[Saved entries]
+++++
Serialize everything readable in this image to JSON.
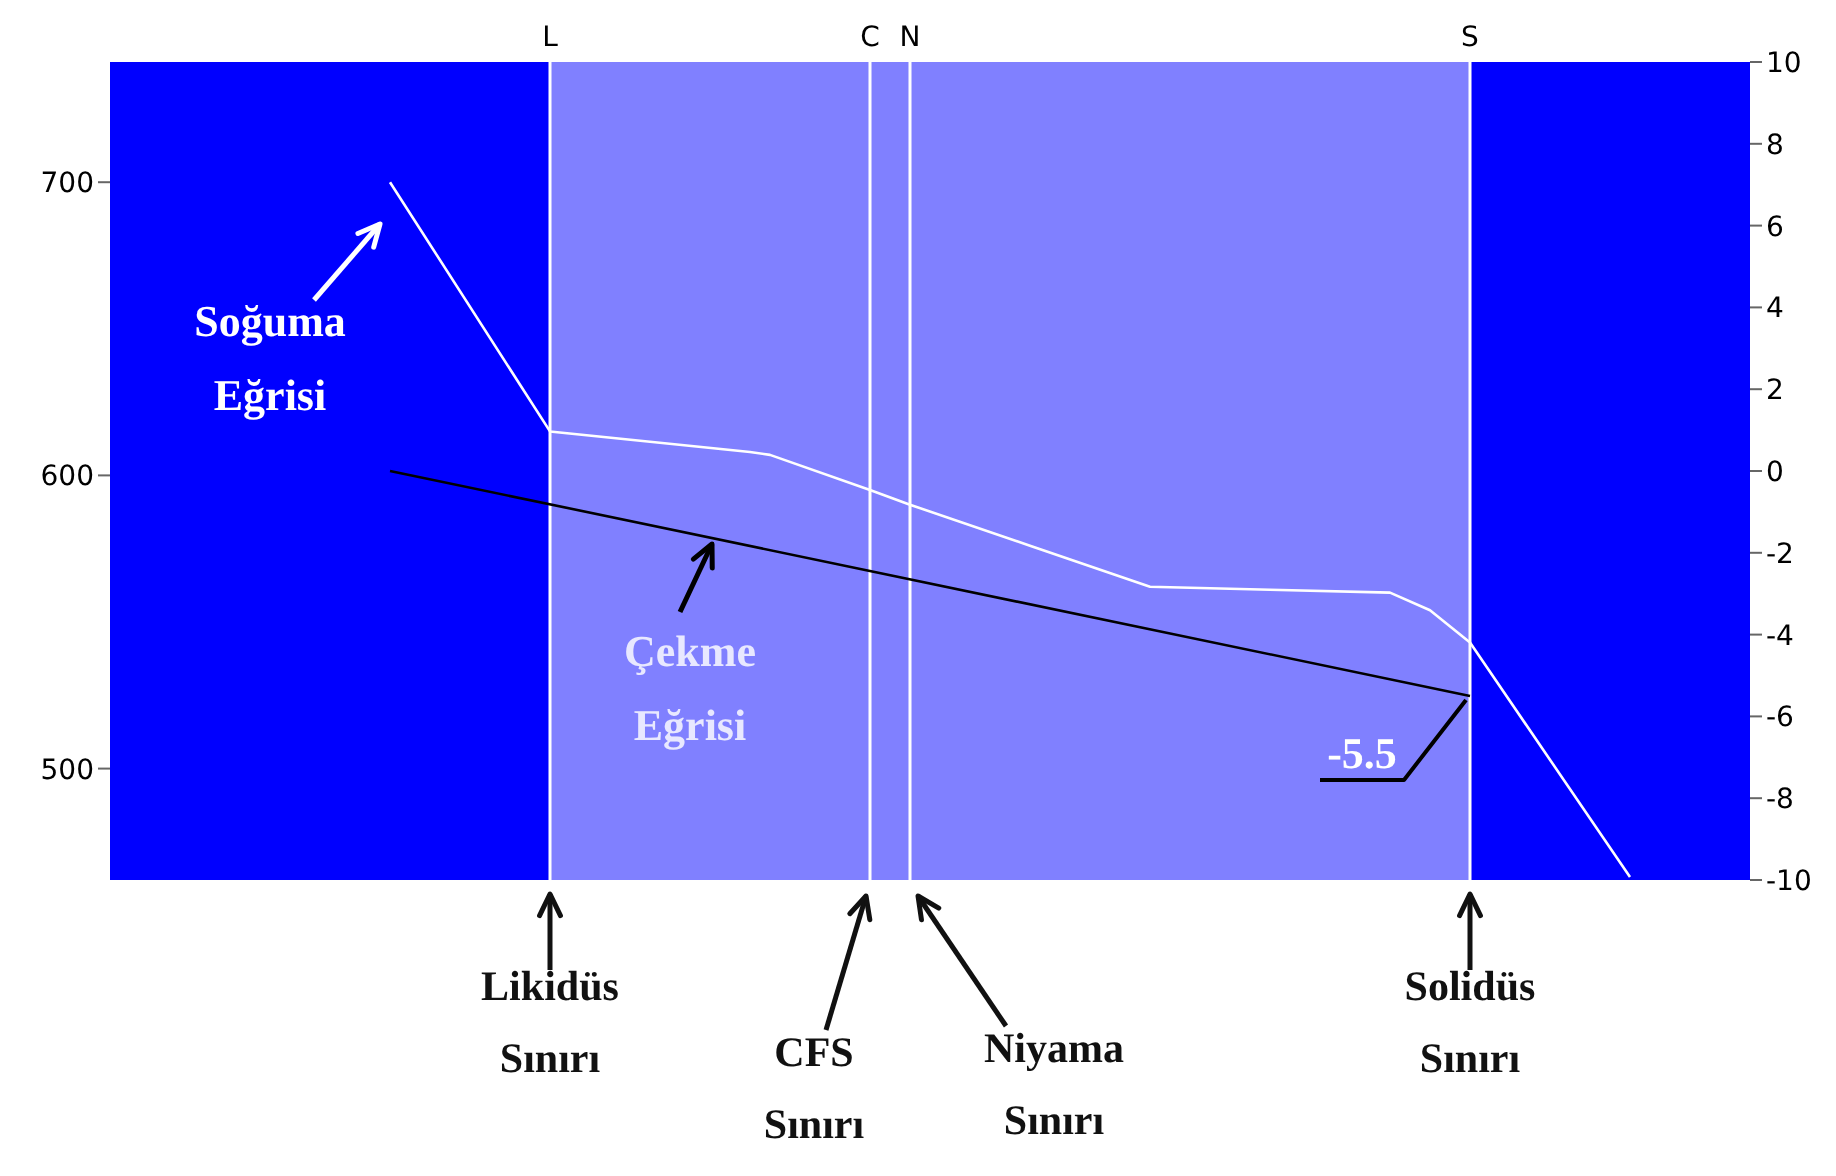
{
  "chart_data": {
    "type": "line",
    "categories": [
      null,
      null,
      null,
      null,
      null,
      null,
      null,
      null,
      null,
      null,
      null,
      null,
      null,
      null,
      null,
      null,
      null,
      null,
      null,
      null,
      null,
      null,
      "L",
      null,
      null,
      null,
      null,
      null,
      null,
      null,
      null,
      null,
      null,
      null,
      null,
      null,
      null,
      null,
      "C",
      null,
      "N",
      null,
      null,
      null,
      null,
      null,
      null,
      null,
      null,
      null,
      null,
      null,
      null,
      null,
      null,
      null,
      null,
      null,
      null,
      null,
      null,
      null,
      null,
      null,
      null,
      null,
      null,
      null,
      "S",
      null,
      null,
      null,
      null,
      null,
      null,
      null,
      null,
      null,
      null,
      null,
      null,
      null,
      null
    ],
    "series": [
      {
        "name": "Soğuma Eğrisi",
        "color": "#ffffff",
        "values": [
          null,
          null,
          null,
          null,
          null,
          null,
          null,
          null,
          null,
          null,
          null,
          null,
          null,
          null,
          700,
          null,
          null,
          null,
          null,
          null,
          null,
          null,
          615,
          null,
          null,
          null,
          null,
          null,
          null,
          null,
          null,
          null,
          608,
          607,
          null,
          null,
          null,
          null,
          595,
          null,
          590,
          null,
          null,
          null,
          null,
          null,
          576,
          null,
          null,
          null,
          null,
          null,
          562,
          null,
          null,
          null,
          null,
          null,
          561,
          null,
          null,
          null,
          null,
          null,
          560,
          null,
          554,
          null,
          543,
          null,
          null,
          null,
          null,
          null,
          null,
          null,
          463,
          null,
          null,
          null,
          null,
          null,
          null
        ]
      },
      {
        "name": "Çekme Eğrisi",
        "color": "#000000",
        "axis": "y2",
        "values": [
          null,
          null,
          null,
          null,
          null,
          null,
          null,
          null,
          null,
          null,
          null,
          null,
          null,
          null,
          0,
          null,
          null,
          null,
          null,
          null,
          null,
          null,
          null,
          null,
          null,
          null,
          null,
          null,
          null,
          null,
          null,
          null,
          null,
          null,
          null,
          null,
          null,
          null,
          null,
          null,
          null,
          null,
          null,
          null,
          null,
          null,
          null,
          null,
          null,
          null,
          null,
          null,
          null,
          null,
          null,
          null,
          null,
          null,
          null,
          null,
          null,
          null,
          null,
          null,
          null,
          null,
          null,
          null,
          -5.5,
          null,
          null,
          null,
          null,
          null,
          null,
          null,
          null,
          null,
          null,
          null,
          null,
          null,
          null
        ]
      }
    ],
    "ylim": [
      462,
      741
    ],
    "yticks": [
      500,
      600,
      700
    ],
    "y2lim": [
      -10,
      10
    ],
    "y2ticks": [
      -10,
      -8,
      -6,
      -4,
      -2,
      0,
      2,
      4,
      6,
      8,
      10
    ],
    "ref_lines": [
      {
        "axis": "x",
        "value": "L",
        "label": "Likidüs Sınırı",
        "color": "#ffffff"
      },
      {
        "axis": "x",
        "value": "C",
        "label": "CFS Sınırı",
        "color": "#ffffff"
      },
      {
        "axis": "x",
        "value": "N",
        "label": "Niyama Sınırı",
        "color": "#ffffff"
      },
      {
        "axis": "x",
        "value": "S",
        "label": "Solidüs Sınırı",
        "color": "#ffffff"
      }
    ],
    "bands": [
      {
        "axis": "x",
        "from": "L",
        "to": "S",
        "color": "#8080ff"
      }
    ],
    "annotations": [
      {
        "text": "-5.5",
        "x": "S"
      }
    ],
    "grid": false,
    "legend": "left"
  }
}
+++++
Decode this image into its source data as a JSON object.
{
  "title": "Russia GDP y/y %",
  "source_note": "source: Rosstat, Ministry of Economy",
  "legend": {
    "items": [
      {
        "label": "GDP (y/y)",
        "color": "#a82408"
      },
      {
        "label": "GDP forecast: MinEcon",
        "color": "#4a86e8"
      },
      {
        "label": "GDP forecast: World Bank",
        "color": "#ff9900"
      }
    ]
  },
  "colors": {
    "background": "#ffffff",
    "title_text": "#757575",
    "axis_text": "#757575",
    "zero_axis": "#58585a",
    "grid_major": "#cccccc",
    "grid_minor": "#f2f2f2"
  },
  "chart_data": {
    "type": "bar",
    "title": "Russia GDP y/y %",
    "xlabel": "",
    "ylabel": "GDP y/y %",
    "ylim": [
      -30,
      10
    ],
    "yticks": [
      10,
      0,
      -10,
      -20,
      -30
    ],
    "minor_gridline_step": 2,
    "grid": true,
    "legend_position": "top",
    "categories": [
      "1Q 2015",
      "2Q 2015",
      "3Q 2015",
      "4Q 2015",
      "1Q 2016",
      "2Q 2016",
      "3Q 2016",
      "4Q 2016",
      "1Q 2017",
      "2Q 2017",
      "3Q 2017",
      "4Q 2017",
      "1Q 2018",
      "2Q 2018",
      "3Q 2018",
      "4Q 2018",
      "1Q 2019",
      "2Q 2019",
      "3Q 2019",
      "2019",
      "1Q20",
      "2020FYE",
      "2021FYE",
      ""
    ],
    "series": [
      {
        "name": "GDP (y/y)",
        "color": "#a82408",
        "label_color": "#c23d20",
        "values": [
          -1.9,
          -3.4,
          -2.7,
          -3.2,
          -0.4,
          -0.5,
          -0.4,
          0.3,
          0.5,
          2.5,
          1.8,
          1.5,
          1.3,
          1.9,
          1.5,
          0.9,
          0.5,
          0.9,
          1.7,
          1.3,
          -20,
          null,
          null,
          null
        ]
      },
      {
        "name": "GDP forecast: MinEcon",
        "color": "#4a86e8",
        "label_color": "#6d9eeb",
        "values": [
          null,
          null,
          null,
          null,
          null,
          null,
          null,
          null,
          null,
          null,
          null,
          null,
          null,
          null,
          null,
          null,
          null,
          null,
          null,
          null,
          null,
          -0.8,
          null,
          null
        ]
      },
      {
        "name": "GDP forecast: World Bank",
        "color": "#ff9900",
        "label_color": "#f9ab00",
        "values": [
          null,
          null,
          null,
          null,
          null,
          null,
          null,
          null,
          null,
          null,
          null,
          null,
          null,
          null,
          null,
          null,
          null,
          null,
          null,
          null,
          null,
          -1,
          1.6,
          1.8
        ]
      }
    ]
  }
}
+++++
» Challenge
Look through the material and say how many lines hold "Bank". Give the number only.

» Solution for this task
2